Exercise task
In the material below, the lines containing the word "Traditional" are required; copy each of them.
----- Exercise material
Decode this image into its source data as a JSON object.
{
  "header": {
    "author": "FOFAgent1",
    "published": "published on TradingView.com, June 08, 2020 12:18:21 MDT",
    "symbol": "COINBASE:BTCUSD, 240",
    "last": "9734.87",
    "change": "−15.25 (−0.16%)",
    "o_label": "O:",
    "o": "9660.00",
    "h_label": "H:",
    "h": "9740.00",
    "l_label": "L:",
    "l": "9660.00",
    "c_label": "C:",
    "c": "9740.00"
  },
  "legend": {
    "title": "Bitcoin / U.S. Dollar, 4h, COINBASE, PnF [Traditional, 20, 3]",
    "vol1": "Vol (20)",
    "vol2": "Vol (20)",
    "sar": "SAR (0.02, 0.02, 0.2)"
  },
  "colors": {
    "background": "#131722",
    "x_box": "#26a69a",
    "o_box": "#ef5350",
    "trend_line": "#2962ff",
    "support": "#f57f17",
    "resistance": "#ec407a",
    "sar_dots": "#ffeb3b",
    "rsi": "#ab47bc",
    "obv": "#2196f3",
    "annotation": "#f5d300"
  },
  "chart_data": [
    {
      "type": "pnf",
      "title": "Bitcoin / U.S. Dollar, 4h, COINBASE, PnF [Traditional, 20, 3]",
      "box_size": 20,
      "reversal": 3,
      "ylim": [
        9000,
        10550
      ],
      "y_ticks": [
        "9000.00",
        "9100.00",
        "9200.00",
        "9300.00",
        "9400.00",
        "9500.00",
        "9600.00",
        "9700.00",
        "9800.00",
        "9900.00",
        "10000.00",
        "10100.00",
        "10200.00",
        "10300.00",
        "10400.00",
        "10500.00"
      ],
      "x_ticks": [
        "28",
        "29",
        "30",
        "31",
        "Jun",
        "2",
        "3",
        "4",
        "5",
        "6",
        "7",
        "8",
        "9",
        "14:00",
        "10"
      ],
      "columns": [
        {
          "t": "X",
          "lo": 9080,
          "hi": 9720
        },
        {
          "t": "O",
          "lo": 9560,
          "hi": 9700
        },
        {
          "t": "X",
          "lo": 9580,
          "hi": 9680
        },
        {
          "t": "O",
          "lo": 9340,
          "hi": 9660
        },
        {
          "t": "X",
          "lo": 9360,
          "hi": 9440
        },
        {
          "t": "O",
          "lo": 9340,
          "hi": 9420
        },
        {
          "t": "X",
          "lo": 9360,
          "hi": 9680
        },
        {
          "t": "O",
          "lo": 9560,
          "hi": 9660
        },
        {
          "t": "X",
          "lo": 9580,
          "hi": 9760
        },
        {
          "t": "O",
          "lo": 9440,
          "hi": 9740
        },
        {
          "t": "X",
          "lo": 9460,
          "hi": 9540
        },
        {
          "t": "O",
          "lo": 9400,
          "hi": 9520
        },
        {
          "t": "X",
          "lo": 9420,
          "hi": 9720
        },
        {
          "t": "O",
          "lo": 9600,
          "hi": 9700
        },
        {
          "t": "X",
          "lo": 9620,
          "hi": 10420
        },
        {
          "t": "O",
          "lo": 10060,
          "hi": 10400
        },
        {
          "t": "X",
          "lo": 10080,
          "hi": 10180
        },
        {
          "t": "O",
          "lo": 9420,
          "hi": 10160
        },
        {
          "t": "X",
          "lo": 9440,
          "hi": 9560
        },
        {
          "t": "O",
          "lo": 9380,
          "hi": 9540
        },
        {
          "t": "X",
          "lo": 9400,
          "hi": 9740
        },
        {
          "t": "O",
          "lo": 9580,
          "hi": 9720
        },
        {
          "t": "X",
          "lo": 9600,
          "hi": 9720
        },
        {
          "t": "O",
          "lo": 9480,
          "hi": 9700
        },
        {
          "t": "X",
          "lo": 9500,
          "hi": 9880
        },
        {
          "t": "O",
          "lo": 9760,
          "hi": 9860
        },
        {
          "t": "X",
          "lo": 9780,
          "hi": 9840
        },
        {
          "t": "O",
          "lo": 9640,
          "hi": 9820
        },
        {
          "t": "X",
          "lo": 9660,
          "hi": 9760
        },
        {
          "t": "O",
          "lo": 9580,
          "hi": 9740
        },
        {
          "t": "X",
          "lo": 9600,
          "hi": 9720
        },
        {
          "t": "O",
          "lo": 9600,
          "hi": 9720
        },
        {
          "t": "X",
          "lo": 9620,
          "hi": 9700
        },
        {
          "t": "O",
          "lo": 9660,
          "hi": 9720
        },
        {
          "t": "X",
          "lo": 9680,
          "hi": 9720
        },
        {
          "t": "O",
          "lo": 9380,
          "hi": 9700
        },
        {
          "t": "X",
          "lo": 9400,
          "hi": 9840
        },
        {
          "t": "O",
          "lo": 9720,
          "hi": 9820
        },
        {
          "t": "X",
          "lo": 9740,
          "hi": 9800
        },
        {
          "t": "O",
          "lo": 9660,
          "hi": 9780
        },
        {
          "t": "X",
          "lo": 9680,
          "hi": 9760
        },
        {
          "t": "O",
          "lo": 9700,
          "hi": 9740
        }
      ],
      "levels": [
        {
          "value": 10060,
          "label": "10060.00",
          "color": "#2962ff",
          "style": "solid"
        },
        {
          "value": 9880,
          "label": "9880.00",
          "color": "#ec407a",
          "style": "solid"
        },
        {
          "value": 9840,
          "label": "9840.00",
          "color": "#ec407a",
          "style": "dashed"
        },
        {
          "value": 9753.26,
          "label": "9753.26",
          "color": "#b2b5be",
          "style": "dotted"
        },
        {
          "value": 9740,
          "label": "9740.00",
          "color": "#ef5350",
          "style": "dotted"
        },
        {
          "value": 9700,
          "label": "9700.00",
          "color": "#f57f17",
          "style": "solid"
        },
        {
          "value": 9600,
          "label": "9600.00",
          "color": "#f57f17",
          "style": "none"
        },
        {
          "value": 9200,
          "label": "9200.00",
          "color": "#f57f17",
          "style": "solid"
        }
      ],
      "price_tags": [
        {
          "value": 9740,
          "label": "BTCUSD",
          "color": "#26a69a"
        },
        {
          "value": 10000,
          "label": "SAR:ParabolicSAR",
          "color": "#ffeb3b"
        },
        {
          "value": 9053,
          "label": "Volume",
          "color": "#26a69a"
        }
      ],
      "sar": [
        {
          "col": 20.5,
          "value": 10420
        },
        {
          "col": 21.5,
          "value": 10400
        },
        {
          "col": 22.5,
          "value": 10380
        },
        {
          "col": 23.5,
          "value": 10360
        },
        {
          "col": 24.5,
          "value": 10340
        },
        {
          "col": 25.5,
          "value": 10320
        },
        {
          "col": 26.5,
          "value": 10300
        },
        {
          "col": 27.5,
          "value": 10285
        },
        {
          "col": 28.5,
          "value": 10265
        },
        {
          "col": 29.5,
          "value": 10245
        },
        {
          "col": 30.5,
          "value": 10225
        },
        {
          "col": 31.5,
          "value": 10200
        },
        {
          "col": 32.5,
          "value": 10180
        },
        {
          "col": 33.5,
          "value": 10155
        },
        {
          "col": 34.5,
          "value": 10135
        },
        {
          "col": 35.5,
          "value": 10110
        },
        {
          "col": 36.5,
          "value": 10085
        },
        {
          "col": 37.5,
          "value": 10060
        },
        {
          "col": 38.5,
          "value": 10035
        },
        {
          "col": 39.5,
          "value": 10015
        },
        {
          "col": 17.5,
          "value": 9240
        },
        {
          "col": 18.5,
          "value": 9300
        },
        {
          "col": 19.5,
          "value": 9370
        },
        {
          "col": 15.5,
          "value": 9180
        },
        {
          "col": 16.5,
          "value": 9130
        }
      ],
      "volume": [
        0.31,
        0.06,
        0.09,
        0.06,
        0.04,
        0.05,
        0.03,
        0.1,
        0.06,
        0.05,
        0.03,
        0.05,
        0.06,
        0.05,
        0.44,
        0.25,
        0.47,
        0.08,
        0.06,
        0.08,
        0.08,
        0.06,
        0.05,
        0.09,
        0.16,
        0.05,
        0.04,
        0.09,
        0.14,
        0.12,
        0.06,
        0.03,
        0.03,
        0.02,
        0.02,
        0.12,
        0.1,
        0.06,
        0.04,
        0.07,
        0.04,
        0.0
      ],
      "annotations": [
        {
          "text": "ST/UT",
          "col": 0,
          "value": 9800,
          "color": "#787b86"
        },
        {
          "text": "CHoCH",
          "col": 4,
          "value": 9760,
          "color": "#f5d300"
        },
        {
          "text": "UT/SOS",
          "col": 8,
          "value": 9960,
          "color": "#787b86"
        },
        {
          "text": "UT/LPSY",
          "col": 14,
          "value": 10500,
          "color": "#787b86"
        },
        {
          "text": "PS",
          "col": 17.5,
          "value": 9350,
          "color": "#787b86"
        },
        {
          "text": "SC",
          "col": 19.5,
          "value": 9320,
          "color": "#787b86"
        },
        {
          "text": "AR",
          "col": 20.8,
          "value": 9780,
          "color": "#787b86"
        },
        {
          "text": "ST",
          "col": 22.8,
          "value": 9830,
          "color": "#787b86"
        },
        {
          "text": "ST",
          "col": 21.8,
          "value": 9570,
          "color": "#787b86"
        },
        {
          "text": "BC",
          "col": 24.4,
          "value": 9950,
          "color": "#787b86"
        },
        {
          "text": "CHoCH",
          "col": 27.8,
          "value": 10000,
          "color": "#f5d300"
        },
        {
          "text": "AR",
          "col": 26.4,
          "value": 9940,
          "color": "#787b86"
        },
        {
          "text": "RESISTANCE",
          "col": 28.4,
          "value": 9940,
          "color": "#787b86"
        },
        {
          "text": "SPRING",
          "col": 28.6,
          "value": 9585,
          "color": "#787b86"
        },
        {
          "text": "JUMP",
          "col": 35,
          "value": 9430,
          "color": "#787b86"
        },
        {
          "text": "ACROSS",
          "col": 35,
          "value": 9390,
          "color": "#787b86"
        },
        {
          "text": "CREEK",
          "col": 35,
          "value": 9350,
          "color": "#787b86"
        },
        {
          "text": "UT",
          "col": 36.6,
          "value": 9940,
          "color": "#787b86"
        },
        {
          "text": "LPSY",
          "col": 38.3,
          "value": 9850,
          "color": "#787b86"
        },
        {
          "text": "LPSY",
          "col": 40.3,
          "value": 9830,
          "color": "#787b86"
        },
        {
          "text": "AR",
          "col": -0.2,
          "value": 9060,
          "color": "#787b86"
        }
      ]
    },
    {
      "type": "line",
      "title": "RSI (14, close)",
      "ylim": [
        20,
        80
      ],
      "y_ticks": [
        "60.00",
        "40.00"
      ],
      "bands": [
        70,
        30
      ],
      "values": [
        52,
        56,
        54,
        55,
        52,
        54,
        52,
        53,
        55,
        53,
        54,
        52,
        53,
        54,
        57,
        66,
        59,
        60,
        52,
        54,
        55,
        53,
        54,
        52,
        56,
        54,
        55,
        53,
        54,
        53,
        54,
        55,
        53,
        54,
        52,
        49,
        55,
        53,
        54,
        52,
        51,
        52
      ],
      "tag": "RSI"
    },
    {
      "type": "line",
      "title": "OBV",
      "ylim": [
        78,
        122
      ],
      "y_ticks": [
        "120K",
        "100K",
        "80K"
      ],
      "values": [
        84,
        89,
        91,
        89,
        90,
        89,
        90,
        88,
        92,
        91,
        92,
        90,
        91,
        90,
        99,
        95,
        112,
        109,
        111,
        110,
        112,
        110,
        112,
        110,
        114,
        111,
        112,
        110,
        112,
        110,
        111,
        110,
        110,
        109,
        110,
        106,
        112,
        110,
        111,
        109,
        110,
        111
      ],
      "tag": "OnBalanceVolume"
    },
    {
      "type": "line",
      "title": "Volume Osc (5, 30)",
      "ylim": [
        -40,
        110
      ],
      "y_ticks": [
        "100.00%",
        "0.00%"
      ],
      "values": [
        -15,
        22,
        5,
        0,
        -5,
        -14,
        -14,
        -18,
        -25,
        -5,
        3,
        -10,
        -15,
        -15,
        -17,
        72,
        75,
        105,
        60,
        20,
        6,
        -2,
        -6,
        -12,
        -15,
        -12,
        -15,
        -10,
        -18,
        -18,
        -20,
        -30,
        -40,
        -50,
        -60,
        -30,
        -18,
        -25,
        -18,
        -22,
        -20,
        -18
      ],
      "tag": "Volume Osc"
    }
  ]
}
----------
The response
    "title": "Bitcoin / U.S. Dollar, 4h, COINBASE, PnF [Traditional, 20, 3]",
      "title": "Bitcoin / U.S. Dollar, 4h, COINBASE, PnF [Traditional, 20, 3]",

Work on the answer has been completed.